▶ [WHAT THIS TASK INVOLVES] Of the lines in this material, how many contain "jambi"? Answer with a single number only.

▶ [GIVEN ENTRIES]
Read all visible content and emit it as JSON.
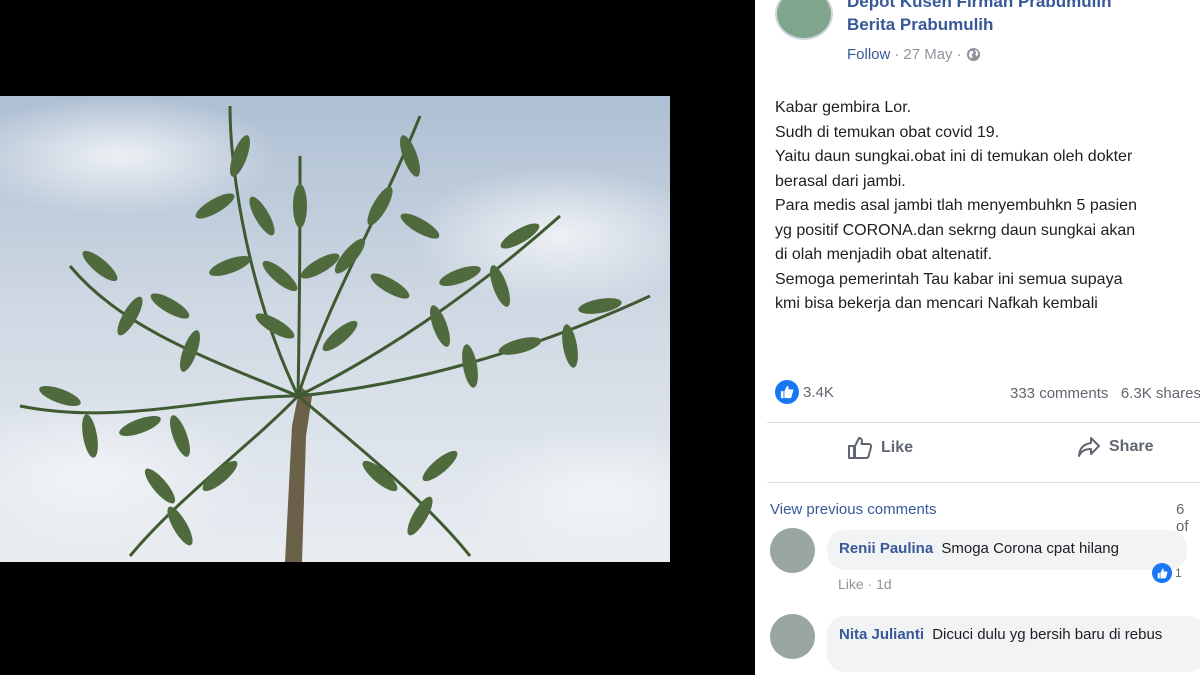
{
  "post": {
    "page_name_line1": "Depot Kusen Firman Prabumulih",
    "page_name_line2": "Berita Prabumulih",
    "follow_label": "Follow",
    "dot": "·",
    "date": "27 May",
    "privacy_icon": "globe-icon",
    "text_lines": [
      "Kabar gembira Lor.",
      "Sudh di temukan obat covid 19.",
      "Yaitu daun sungkai.obat ini di temukan oleh dokter",
      "berasal dari jambi.",
      "Para medis asal jambi tlah menyembuhkn 5 pasien",
      "yg positif CORONA.dan sekrng daun sungkai akan",
      "di olah menjadih obat altenatif.",
      "Semoga pemerintah Tau kabar ini semua supaya",
      "kmi bisa bekerja dan mencari Nafkah kembali"
    ],
    "reaction_count": "3.4K",
    "comments_count": "333 comments",
    "shares_count": "6.3K shares",
    "like_label": "Like",
    "share_label": "Share"
  },
  "comments": {
    "view_previous_label": "View previous comments",
    "count_partial": "6 of",
    "items": [
      {
        "name": "Renii Paulina",
        "text": "Smoga Corona cpat hilang",
        "like_label": "Like",
        "time": "1d",
        "reactions": "1"
      },
      {
        "name": "Nita Julianti",
        "text": "Dicuci dulu yg bersih baru di rebus"
      }
    ]
  },
  "colors": {
    "link_blue": "#385898",
    "like_blue": "#1877f2",
    "text_gray": "#606770",
    "bubble_gray": "#f2f3f5"
  }
}
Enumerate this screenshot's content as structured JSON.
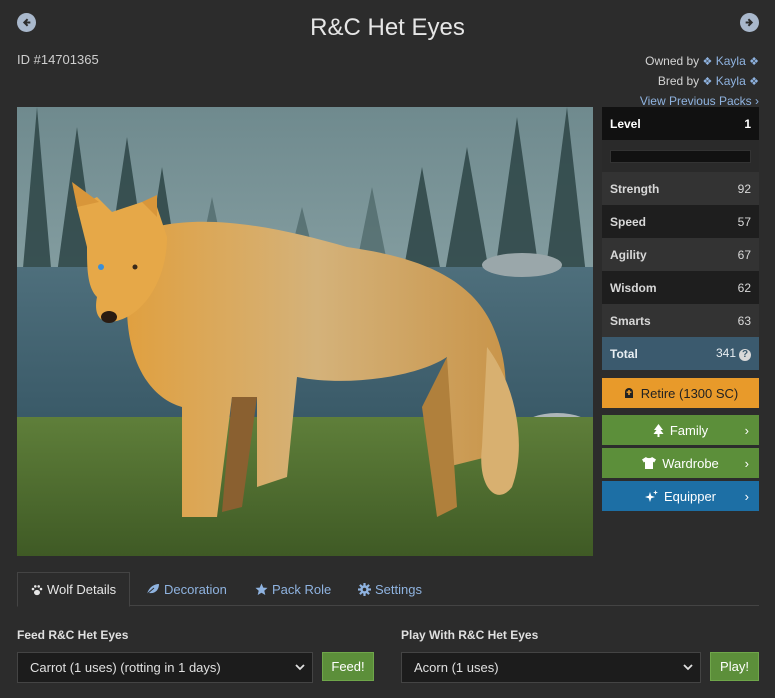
{
  "header": {
    "title": "R&C Het Eyes",
    "id_text": "ID #14701365",
    "owned_by_prefix": "Owned by",
    "owner_name": "Kayla",
    "bred_by_prefix": "Bred by",
    "breeder_name": "Kayla",
    "previous_packs_link": "View Previous Packs"
  },
  "stats": {
    "level_label": "Level",
    "level_value": "1",
    "experience_progress": 0,
    "rows": [
      {
        "label": "Strength",
        "value": "92"
      },
      {
        "label": "Speed",
        "value": "57"
      },
      {
        "label": "Agility",
        "value": "67"
      },
      {
        "label": "Wisdom",
        "value": "62"
      },
      {
        "label": "Smarts",
        "value": "63"
      }
    ],
    "total_label": "Total",
    "total_value": "341"
  },
  "actions": {
    "retire_label": "Retire (1300 SC)",
    "family_label": "Family",
    "wardrobe_label": "Wardrobe",
    "equipper_label": "Equipper"
  },
  "tabs": [
    {
      "label": "Wolf Details",
      "active": true
    },
    {
      "label": "Decoration",
      "active": false
    },
    {
      "label": "Pack Role",
      "active": false
    },
    {
      "label": "Settings",
      "active": false
    }
  ],
  "feed": {
    "label": "Feed R&C Het Eyes",
    "selected": "Carrot (1 uses) (rotting in 1 days)",
    "button": "Feed!"
  },
  "play": {
    "label": "Play With R&C Het Eyes",
    "selected": "Acorn (1 uses)",
    "button": "Play!"
  },
  "icons": {
    "prev": "arrow-left-circle-icon",
    "next": "arrow-right-circle-icon",
    "retire": "tombstone-icon",
    "family": "tree-icon",
    "wardrobe": "shirt-icon",
    "equipper": "sparkle-icon",
    "wolf_details": "paw-icon",
    "decoration": "leaf-icon",
    "pack_role": "star-icon",
    "settings": "gear-icon"
  },
  "colors": {
    "retire": "#e89a2a",
    "green_button": "#5c8f3a",
    "equipper": "#1d6fa5",
    "total_row": "#3b5a6e",
    "link": "#8fb3e0"
  }
}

▶ [RESULT BELOW] 2